_Short task:_
In the data below, find every line that has the string "plus", and copy it.

_Material provided:_
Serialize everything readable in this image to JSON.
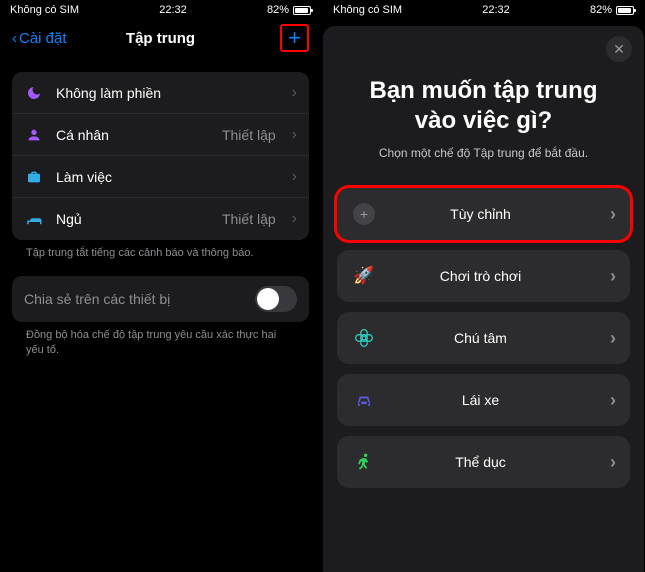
{
  "status": {
    "carrier": "Không có SIM",
    "time": "22:32",
    "battery_pct": "82%"
  },
  "screen1": {
    "back_label": "Cài đặt",
    "title": "Tập trung",
    "focus_items": [
      {
        "label": "Không làm phiền",
        "detail": "",
        "icon_name": "moon-icon",
        "icon_color": "#a259ff"
      },
      {
        "label": "Cá nhân",
        "detail": "Thiết lập",
        "icon_name": "person-icon",
        "icon_color": "#a259ff"
      },
      {
        "label": "Làm việc",
        "detail": "",
        "icon_name": "briefcase-icon",
        "icon_color": "#32ade6"
      },
      {
        "label": "Ngủ",
        "detail": "Thiết lập",
        "icon_name": "bed-icon",
        "icon_color": "#32ade6"
      }
    ],
    "footer1": "Tập trung tắt tiếng các cảnh báo và thông báo.",
    "share_label": "Chia sẻ trên các thiết bị",
    "footer2": "Đồng bộ hóa chế độ tập trung yêu cầu xác thực hai yếu tố."
  },
  "screen2": {
    "title_line1": "Bạn muốn tập trung",
    "title_line2": "vào việc gì?",
    "subtitle": "Chọn một chế độ Tập trung để bắt đầu.",
    "options": [
      {
        "label": "Tùy chỉnh",
        "icon_name": "plus-circle-icon",
        "highlight": true
      },
      {
        "label": "Chơi trò chơi",
        "icon_name": "game-icon",
        "icon_color": "#0a84ff"
      },
      {
        "label": "Chú tâm",
        "icon_name": "mindfulness-icon",
        "icon_color": "#30d0c0"
      },
      {
        "label": "Lái xe",
        "icon_name": "car-icon",
        "icon_color": "#5e5ce6"
      },
      {
        "label": "Thể dục",
        "icon_name": "fitness-icon",
        "icon_color": "#30d158"
      }
    ]
  }
}
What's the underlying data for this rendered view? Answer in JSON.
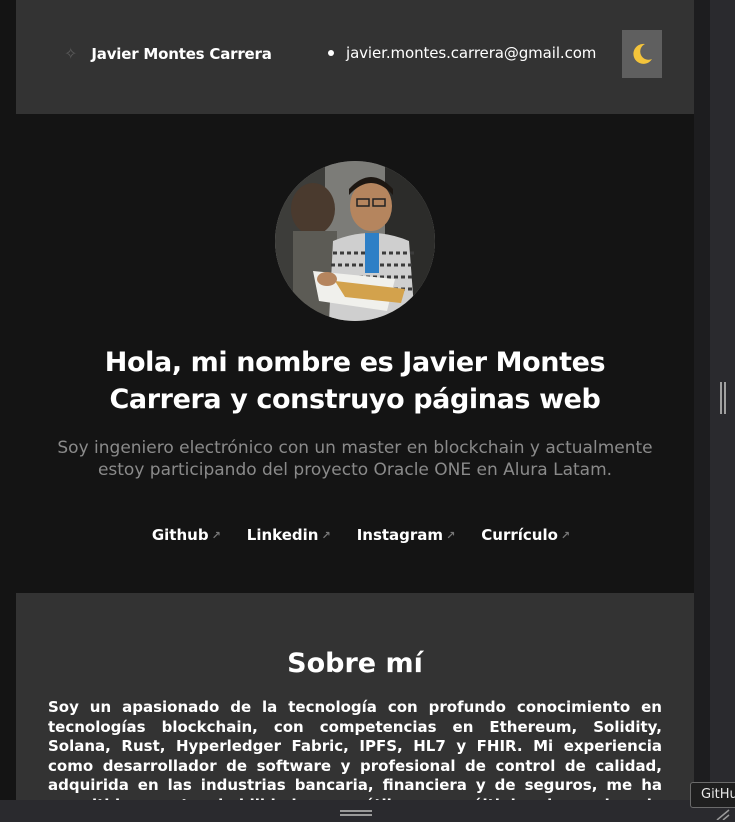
{
  "header": {
    "name": "Javier Montes Carrera",
    "email": "javier.montes.carrera@gmail.com",
    "theme_toggle_icon": "🌙"
  },
  "hero": {
    "headline": "Hola, mi nombre es Javier Montes Carrera y construyo páginas web",
    "intro": "Soy ingeniero electrónico con un master en blockchain y actualmente estoy participando del proyecto Oracle ONE en Alura Latam.",
    "links": [
      {
        "label": "Github",
        "icon": "arrow-up-right"
      },
      {
        "label": "Linkedin",
        "icon": "arrow-up-right"
      },
      {
        "label": "Instagram",
        "icon": "arrow-up-right"
      },
      {
        "label": "Currículo",
        "icon": "arrow-up-right"
      }
    ]
  },
  "about": {
    "title": "Sobre mí",
    "text": "Soy un apasionado de la tecnología con profundo conocimiento en tecnologías blockchain, con competencias en Ethereum, Solidity, Solana, Rust, Hyperledger Fabric, IPFS, HL7 y FHIR. Mi experiencia como desarrollador de software y profesional de control de calidad, adquirida en las industrias bancaria, financiera y de seguros, me ha permitido aportar habilidades versátiles en múltiples lenguajes de programación y diseño de bases de datos, así como capacidades de resolución de problemas."
  },
  "tooltip": {
    "text": "GitHu"
  },
  "colors": {
    "page_bg": "#141414",
    "panel_bg": "#333333",
    "muted_text": "#8a8a8a"
  }
}
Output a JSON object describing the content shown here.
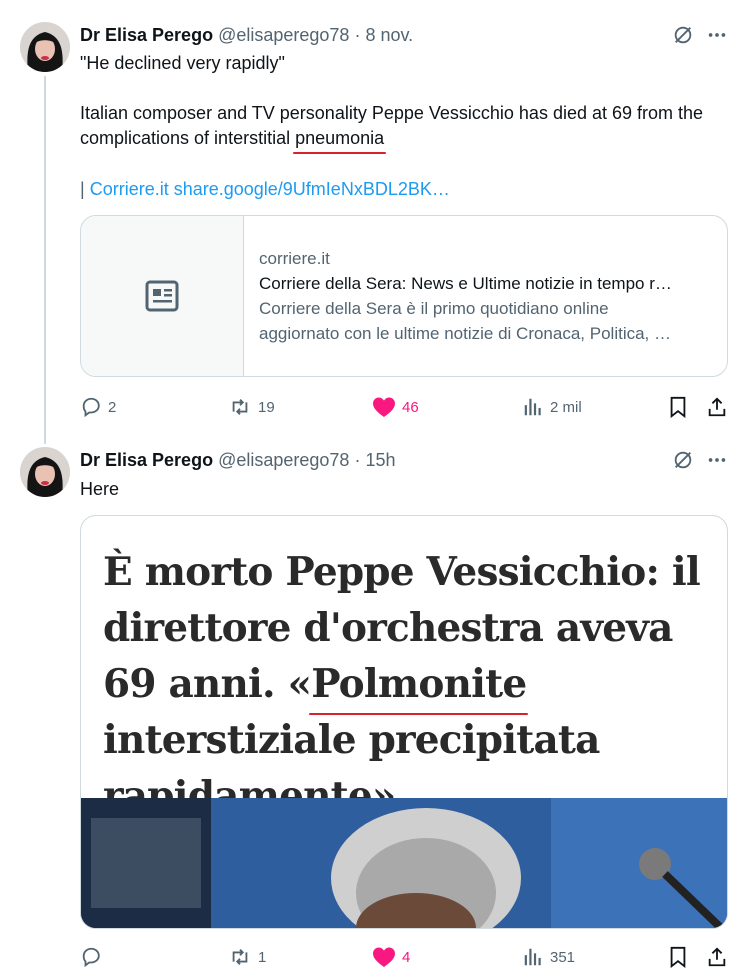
{
  "tweets": [
    {
      "author_name": "Dr Elisa Perego",
      "handle": "@elisaperego78",
      "separator": "·",
      "time": "8 nov.",
      "quote_line": "\"He declined very rapidly\"",
      "body_part1": "Italian composer and TV personality Peppe Vessicchio has died at 69 from the complications of interstitial",
      "body_highlight": "pneumonia",
      "link_prefix": "|",
      "link_text": "Corriere.it share.google/9UfmIeNxBDL2BK…",
      "card": {
        "domain": "corriere.it",
        "title": "Corriere della Sera: News e Ultime notizie in tempo r…",
        "description_line1": "Corriere della Sera è il primo quotidiano online",
        "description_line2": "aggiornato con le ultime notizie di Cronaca, Politica, …"
      },
      "replies": "2",
      "reposts": "19",
      "likes": "46",
      "views": "2 mil"
    },
    {
      "author_name": "Dr Elisa Perego",
      "handle": "@elisaperego78",
      "separator": "·",
      "time": "15h",
      "body": "Here",
      "media_headline_before": "È morto Peppe Vessicchio: il direttore d'orchestra aveva 69 anni. «",
      "media_headline_highlight": "Polmonite",
      "media_headline_after": " interstiziale precipitata rapidamente»",
      "replies": "",
      "reposts": "1",
      "likes": "4",
      "views": "351"
    }
  ],
  "colors": {
    "text": "#0f1419",
    "secondary": "#536471",
    "link": "#1d9bf0",
    "like": "#f91880",
    "highlight_underline": "#d8222b",
    "border": "#cfd9de"
  },
  "icons": {
    "avatar": "avatar",
    "grok": "grok-icon",
    "more": "more-icon",
    "reply": "reply-icon",
    "repost": "repost-icon",
    "like": "heart-icon",
    "views": "views-icon",
    "bookmark": "bookmark-icon",
    "share": "share-icon",
    "card_placeholder": "article-icon"
  }
}
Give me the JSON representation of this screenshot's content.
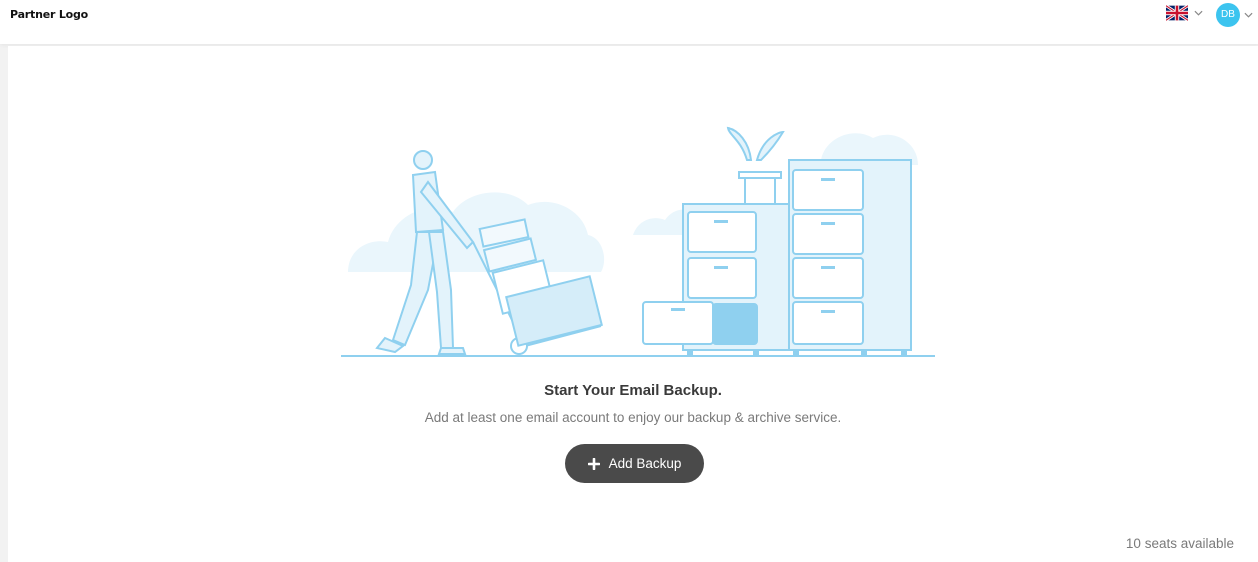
{
  "header": {
    "logo_text": "Partner Logo",
    "language_flag": "uk-flag-icon",
    "user_initials": "DB",
    "avatar_color": "#3cc4ef"
  },
  "empty_state": {
    "title": "Start Your Email Backup.",
    "subtitle": "Add at least one email account to enjoy our backup & archive service.",
    "add_button_label": "Add Backup",
    "add_button_icon": "plus-icon"
  },
  "footer": {
    "seats_text": "10 seats available"
  },
  "colors": {
    "illustration_stroke": "#8fd0ef",
    "illustration_fill": "#eaf6fc",
    "button_bg": "#4a4a4a"
  }
}
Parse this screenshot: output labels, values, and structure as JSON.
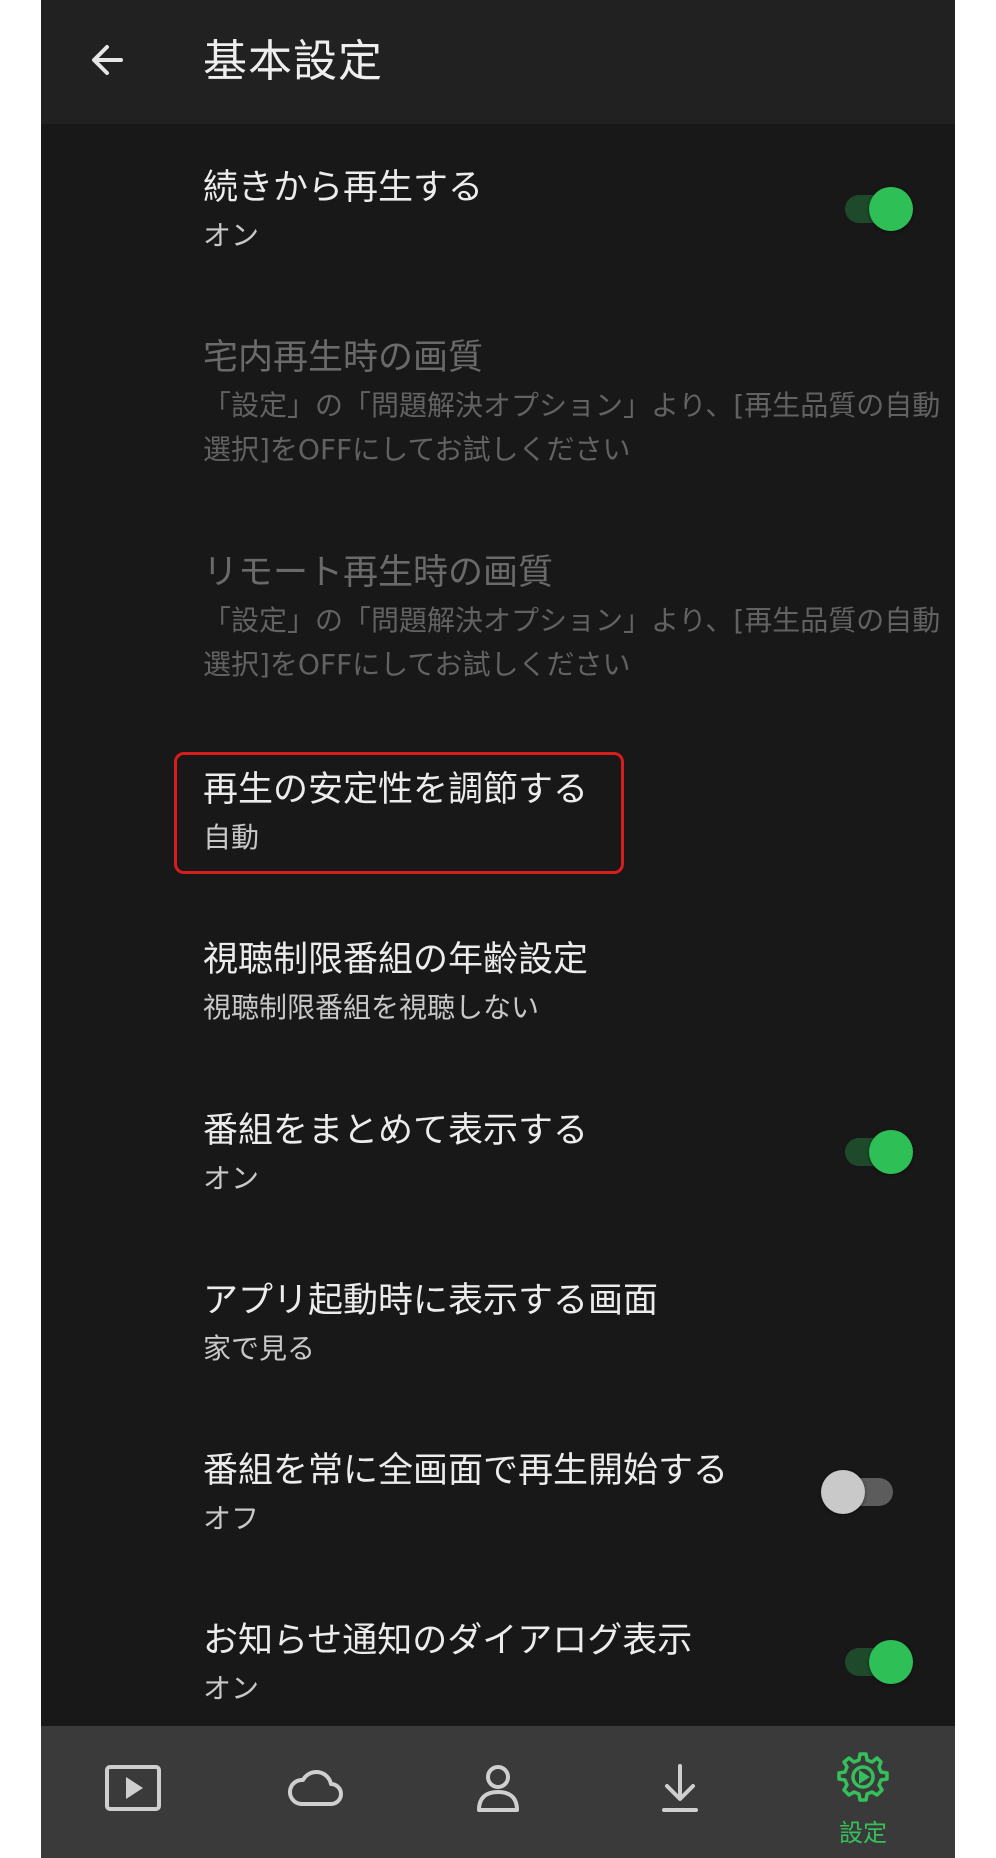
{
  "appbar": {
    "title": "基本設定",
    "back_icon": "arrow-left-icon"
  },
  "settings": [
    {
      "id": "resume",
      "title": "続きから再生する",
      "subtitle": "オン",
      "toggle": "on",
      "disabled": false
    },
    {
      "id": "home-quality",
      "title": "宅内再生時の画質",
      "subtitle": "「設定」の「問題解決オプション」より、[再生品質の自動選択]をOFFにしてお試しください",
      "disabled": true
    },
    {
      "id": "remote-quality",
      "title": "リモート再生時の画質",
      "subtitle": "「設定」の「問題解決オプション」より、[再生品質の自動選択]をOFFにしてお試しください",
      "disabled": true
    },
    {
      "id": "stability",
      "title": "再生の安定性を調節する",
      "subtitle": "自動",
      "disabled": false,
      "highlighted": true
    },
    {
      "id": "age",
      "title": "視聴制限番組の年齢設定",
      "subtitle": "視聴制限番組を視聴しない",
      "disabled": false
    },
    {
      "id": "group",
      "title": "番組をまとめて表示する",
      "subtitle": "オン",
      "toggle": "on",
      "disabled": false
    },
    {
      "id": "startup",
      "title": "アプリ起動時に表示する画面",
      "subtitle": "家で見る",
      "disabled": false
    },
    {
      "id": "fullscreen",
      "title": "番組を常に全画面で再生開始する",
      "subtitle": "オフ",
      "toggle": "off",
      "disabled": false
    },
    {
      "id": "notice",
      "title": "お知らせ通知のダイアログ表示",
      "subtitle": "オン",
      "toggle": "on",
      "disabled": false
    }
  ],
  "bottom_nav": [
    {
      "icon": "play-icon"
    },
    {
      "icon": "cloud-icon"
    },
    {
      "icon": "person-icon"
    },
    {
      "icon": "download-icon"
    },
    {
      "icon": "gear-icon",
      "label": "設定",
      "active": true
    }
  ],
  "colors": {
    "accent": "#2fbf57",
    "background": "#181818",
    "appbar": "#212121",
    "bottom_nav": "#3a3a3a",
    "highlight": "#d81d1d"
  }
}
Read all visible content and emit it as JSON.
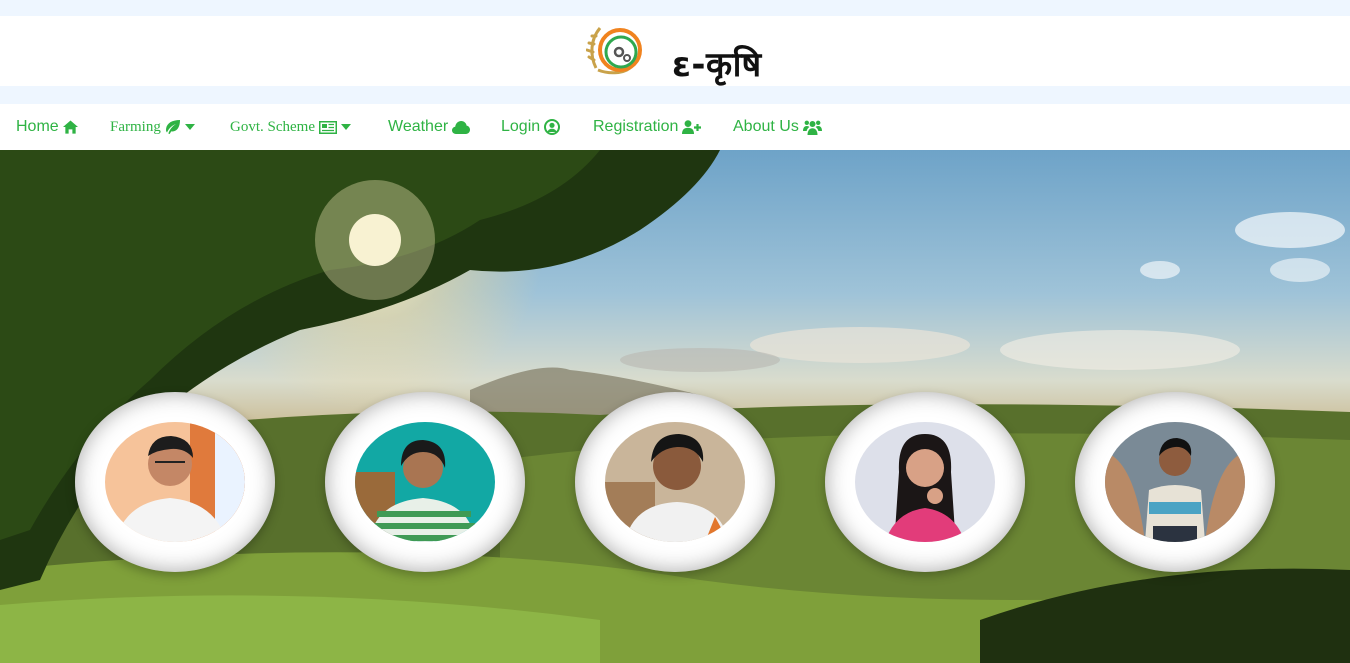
{
  "brand": {
    "title": "ε-कृषि",
    "logo_icon": "leaf-gear-logo-icon"
  },
  "nav": [
    {
      "label": "Home",
      "icon": "home-icon"
    },
    {
      "label": "Farming",
      "icon": "leaf-icon",
      "dropdown": true
    },
    {
      "label": "Govt. Scheme",
      "icon": "newspaper-icon",
      "dropdown": true
    },
    {
      "label": "Weather",
      "icon": "cloud-icon"
    },
    {
      "label": "Login",
      "icon": "user-circle-icon"
    },
    {
      "label": "Registration",
      "icon": "user-plus-icon"
    },
    {
      "label": "About Us",
      "icon": "users-icon"
    }
  ],
  "colors": {
    "accent": "#2fb344",
    "page_bg": "#eef6ff",
    "nav_bg": "#ffffff"
  },
  "team_members": 5
}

_Task result:_
        "icon_name": "plus-circle-icon",
    "add_button_icon": "plus-icon"
      "icon": "user-plus-icon"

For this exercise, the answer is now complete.